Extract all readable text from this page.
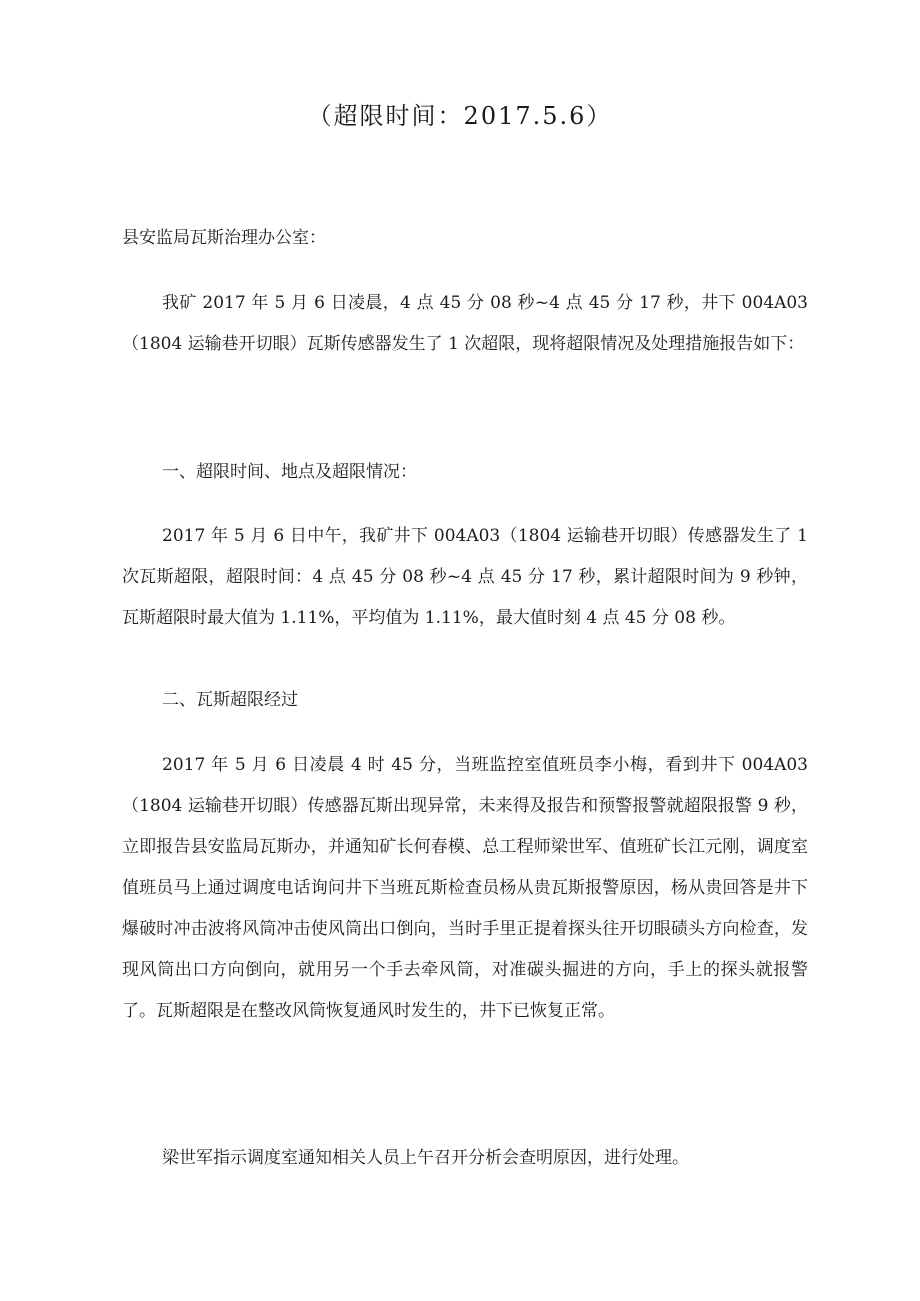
（超限时间：2017.5.6）

县安监局瓦斯治理办公室：

我矿 2017 年 5 月 6 日凌晨，4 点 45 分 08 秒~4 点 45 分 17 秒，井下 004A03（1804 运输巷开切眼）瓦斯传感器发生了 1 次超限，现将超限情况及处理措施报告如下：

一、超限时间、地点及超限情况：

2017 年 5 月 6 日中午，我矿井下 004A03（1804 运输巷开切眼）传感器发生了 1 次瓦斯超限，超限时间：4 点 45 分 08 秒~4 点 45 分 17 秒，累计超限时间为 9 秒钟，瓦斯超限时最大值为 1.11%，平均值为 1.11%，最大值时刻 4 点 45 分 08 秒。

二、瓦斯超限经过

2017 年 5 月 6 日凌晨 4 时 45 分，当班监控室值班员李小梅，看到井下 004A03（1804 运输巷开切眼）传感器瓦斯出现异常，未来得及报告和预警报警就超限报警 9 秒，立即报告县安监局瓦斯办，并通知矿长何春模、总工程师梁世军、值班矿长江元刚，调度室值班员马上通过调度电话询问井下当班瓦斯检查员杨从贵瓦斯报警原因，杨从贵回答是井下爆破时冲击波将风筒冲击使风筒出口倒向，当时手里正提着探头往开切眼碛头方向检查，发现风筒出口方向倒向，就用另一个手去牵风筒，对准碳头掘进的方向，手上的探头就报警了。瓦斯超限是在整改风筒恢复通风时发生的，井下已恢复正常。

梁世军指示调度室通知相关人员上午召开分析会查明原因，进行处理。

★ ★ ★ ★

WRITTEN REQUEST:
Reproduce the whole listing word for word, setting aside any pictures.

EXERCISE OUTPUT:
Extract all readable text from this page.
（超限时间：2017.5.6）

县安监局瓦斯治理办公室：

我矿 2017 年 5 月 6 日凌晨，4 点 45 分 08 秒~4 点 45 分 17 秒，井下 004A03（1804 运输巷开切眼）瓦斯传感器发生了 1 次超限，现将超限情况及处理措施报告如下：

一、超限时间、地点及超限情况：

2017 年 5 月 6 日中午，我矿井下 004A03（1804 运输巷开切眼）传感器发生了 1 次瓦斯超限，超限时间：4 点 45 分 08 秒~4 点 45 分 17 秒，累计超限时间为 9 秒钟，瓦斯超限时最大值为 1.11%，平均值为 1.11%，最大值时刻 4 点 45 分 08 秒。

二、瓦斯超限经过

2017 年 5 月 6 日凌晨 4 时 45 分，当班监控室值班员李小梅，看到井下 004A03（1804 运输巷开切眼）传感器瓦斯出现异常，未来得及报告和预警报警就超限报警 9 秒，立即报告县安监局瓦斯办，并通知矿长何春模、总工程师梁世军、值班矿长江元刚，调度室值班员马上通过调度电话询问井下当班瓦斯检查员杨从贵瓦斯报警原因，杨从贵回答是井下爆破时冲击波将风筒冲击使风筒出口倒向，当时手里正提着探头往开切眼碛头方向检查，发现风筒出口方向倒向，就用另一个手去牵风筒，对准碳头掘进的方向，手上的探头就报警了。瓦斯超限是在整改风筒恢复通风时发生的，井下已恢复正常。

梁世军指示调度室通知相关人员上午召开分析会查明原因，进行处理。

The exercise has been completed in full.